Required work: Go through the lines below and copy each one that holds the string "ادھر".

Provided entries:
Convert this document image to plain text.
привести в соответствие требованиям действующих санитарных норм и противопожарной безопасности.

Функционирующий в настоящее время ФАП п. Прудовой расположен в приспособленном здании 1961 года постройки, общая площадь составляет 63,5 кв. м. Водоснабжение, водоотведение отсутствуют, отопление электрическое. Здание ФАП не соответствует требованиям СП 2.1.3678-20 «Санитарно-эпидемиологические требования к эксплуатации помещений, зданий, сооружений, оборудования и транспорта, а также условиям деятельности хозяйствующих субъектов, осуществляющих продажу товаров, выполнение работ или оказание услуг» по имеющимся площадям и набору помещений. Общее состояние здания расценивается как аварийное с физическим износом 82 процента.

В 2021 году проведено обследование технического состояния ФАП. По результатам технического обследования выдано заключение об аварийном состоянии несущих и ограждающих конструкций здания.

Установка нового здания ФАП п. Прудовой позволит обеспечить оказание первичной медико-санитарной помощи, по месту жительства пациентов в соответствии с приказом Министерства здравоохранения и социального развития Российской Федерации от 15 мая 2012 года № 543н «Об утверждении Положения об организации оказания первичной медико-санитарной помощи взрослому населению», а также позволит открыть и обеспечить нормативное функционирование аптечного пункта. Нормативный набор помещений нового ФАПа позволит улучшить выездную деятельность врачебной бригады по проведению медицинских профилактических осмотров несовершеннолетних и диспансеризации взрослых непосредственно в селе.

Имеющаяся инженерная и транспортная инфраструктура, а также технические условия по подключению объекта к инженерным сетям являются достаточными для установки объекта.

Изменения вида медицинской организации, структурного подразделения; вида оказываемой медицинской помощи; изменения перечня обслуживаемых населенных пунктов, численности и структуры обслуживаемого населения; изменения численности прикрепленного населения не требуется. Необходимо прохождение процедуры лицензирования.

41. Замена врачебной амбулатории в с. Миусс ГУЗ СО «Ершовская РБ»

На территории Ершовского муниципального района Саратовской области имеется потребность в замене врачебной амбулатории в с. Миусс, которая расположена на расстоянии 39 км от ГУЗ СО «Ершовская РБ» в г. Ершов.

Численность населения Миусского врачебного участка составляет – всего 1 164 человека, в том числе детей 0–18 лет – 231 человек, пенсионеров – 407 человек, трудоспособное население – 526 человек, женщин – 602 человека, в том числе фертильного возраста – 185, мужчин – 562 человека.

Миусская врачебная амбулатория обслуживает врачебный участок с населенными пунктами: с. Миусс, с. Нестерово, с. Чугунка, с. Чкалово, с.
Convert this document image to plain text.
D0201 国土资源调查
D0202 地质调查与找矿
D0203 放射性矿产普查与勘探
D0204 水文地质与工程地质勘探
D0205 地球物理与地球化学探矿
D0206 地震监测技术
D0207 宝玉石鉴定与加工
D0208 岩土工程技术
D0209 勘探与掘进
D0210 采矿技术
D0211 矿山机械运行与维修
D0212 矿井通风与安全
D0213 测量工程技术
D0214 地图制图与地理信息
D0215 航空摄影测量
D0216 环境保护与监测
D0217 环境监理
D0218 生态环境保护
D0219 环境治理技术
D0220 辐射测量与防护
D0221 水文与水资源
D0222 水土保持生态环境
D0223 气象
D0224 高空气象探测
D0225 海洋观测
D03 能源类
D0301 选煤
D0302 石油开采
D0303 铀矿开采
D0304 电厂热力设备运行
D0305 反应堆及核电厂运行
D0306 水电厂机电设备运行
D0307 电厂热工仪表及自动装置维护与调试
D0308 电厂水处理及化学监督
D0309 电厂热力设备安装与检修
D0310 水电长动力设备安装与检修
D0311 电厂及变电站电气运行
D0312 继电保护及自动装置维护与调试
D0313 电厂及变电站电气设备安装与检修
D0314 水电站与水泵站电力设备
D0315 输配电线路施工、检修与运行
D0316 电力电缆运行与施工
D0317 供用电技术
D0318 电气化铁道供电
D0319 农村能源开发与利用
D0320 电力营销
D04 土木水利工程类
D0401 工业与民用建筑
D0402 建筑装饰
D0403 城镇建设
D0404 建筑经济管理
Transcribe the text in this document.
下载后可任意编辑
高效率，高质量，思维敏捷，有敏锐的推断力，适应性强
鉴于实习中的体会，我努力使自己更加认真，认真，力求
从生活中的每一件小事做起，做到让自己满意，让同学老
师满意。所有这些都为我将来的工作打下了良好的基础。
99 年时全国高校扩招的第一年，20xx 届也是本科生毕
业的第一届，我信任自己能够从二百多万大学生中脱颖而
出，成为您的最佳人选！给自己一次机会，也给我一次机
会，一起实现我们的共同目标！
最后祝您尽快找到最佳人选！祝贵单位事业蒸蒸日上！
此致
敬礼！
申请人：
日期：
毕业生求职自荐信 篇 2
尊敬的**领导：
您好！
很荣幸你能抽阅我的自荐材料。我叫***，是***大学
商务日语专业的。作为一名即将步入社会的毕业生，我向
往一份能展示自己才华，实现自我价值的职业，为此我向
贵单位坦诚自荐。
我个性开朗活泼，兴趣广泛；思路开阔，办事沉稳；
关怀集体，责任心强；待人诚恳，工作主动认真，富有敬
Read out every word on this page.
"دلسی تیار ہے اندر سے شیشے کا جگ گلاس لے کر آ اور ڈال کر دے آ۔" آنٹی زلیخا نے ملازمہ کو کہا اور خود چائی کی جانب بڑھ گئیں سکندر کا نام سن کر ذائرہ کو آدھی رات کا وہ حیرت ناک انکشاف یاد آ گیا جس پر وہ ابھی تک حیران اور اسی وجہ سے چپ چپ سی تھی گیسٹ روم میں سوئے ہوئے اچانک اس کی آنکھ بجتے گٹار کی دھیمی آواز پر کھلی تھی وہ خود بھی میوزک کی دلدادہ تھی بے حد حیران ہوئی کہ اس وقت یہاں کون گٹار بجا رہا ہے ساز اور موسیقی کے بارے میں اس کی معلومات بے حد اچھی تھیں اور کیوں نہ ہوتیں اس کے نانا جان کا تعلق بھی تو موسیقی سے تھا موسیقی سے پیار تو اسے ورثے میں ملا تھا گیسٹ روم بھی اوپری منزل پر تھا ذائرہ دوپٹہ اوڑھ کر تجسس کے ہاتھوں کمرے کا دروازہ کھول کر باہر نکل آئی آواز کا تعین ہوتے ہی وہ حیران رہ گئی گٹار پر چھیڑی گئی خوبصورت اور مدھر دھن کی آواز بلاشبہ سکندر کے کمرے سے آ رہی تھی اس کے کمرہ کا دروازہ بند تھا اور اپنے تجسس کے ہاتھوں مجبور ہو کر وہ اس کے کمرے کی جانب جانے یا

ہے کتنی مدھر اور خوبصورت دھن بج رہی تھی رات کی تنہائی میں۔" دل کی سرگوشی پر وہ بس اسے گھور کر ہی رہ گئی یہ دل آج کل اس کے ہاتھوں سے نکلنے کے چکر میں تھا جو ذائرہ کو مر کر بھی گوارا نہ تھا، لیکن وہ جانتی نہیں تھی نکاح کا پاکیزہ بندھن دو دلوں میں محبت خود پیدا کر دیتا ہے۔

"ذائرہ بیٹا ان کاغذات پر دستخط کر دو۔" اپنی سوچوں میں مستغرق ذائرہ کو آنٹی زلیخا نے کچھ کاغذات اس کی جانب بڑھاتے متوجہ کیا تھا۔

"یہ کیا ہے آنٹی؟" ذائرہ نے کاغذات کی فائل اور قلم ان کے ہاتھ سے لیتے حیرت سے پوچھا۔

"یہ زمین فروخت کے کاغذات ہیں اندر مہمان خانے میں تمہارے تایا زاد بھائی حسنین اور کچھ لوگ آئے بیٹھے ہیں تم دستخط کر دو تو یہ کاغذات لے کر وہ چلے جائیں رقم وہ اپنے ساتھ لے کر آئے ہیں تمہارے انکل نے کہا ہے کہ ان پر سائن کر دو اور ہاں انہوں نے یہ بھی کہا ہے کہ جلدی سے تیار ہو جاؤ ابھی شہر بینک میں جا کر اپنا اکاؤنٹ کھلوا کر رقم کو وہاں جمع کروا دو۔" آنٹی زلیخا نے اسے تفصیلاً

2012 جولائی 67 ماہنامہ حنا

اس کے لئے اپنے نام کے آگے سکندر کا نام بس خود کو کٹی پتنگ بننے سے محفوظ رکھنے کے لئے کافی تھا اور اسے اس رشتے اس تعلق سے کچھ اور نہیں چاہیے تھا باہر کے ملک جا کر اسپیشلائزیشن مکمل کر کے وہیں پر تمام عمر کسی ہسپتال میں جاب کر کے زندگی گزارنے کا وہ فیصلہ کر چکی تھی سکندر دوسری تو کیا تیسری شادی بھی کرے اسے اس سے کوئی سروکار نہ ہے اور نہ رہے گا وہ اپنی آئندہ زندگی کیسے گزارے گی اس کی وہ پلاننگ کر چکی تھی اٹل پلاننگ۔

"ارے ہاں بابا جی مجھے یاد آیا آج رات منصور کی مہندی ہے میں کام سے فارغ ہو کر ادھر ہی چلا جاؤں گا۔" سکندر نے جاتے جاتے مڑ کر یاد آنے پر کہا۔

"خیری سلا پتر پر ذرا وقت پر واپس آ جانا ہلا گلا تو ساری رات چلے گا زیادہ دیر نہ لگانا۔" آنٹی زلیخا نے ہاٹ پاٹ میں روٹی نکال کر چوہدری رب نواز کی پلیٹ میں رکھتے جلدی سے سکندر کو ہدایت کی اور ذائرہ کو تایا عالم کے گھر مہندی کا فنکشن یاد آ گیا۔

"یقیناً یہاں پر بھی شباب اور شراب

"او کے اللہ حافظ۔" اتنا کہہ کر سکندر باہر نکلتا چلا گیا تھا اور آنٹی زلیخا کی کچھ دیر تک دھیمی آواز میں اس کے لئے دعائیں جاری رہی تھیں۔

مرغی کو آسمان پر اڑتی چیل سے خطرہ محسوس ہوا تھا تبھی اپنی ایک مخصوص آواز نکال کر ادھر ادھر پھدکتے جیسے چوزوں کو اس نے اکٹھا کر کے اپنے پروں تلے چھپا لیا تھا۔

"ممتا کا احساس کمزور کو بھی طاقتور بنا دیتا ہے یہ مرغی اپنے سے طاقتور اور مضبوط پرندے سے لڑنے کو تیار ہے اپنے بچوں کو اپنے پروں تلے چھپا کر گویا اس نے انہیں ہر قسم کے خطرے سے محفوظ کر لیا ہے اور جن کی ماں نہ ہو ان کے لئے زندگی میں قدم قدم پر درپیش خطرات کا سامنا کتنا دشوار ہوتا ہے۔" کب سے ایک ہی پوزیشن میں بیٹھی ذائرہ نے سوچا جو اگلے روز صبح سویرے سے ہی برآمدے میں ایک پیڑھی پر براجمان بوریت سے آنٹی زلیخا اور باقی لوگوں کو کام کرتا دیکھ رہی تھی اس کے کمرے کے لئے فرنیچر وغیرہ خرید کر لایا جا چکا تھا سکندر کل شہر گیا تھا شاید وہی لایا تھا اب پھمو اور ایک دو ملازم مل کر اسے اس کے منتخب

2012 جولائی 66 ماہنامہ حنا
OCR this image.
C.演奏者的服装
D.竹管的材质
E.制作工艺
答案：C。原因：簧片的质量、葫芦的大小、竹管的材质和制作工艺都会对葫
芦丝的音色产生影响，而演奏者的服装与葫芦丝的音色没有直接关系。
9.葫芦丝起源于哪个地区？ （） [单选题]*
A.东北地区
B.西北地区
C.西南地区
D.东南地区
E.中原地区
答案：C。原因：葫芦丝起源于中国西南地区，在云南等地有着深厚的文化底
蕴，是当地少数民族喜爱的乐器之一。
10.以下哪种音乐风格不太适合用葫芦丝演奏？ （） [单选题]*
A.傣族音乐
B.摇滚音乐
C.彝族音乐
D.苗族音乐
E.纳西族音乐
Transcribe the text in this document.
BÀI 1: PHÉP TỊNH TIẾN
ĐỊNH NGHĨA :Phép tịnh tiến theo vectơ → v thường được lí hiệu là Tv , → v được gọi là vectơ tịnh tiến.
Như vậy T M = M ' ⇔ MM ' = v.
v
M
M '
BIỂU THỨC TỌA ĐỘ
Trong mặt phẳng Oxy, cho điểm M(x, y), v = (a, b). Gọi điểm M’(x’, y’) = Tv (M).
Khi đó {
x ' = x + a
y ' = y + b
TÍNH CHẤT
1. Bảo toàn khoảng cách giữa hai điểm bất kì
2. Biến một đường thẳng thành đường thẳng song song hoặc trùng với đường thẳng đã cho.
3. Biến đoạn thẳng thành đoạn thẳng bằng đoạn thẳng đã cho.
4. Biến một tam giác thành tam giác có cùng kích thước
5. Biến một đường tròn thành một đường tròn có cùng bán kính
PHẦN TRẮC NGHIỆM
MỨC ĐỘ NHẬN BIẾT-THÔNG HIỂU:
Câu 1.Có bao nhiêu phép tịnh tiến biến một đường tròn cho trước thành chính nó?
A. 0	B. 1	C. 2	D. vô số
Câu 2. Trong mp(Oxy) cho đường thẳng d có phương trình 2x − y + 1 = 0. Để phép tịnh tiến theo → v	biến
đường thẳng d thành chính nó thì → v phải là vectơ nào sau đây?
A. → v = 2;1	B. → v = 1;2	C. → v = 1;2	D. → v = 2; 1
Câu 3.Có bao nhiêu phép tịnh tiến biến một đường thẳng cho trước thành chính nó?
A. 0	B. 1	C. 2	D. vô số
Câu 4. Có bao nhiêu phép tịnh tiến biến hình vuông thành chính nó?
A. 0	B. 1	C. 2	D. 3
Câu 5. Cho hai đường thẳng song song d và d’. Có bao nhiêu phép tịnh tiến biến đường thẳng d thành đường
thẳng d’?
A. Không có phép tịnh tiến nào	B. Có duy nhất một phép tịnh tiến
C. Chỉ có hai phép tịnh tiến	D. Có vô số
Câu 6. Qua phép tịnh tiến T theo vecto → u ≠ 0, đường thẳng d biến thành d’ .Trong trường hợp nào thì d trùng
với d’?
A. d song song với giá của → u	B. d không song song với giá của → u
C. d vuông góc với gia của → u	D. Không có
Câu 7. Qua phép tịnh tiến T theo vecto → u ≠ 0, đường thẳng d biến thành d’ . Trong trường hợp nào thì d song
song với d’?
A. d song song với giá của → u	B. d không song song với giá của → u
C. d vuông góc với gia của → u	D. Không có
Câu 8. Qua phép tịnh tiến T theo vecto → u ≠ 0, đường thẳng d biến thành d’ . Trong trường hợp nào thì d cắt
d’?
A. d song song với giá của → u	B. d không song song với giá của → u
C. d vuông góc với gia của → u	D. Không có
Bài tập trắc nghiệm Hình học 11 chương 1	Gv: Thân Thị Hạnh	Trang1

Solution to the exercise:
"ارے ہاں بابا جی مجھے یاد آیا آج رات منصور کی مہندی ہے میں کام سے فارغ ہو کر ادھر ہی چلا جاؤں گا۔" سکندر نے جاتے جاتے مڑ کر یاد آنے پر کہا۔
مرغی کو آسمان پر اڑتی چیل سے خطرہ محسوس ہوا تھا تبھی اپنی ایک مخصوص آواز نکال کر ادھر ادھر پھدکتے جیسے چوزوں کو اس نے اکٹھا کر کے اپنے پروں تلے چھپا لیا تھا۔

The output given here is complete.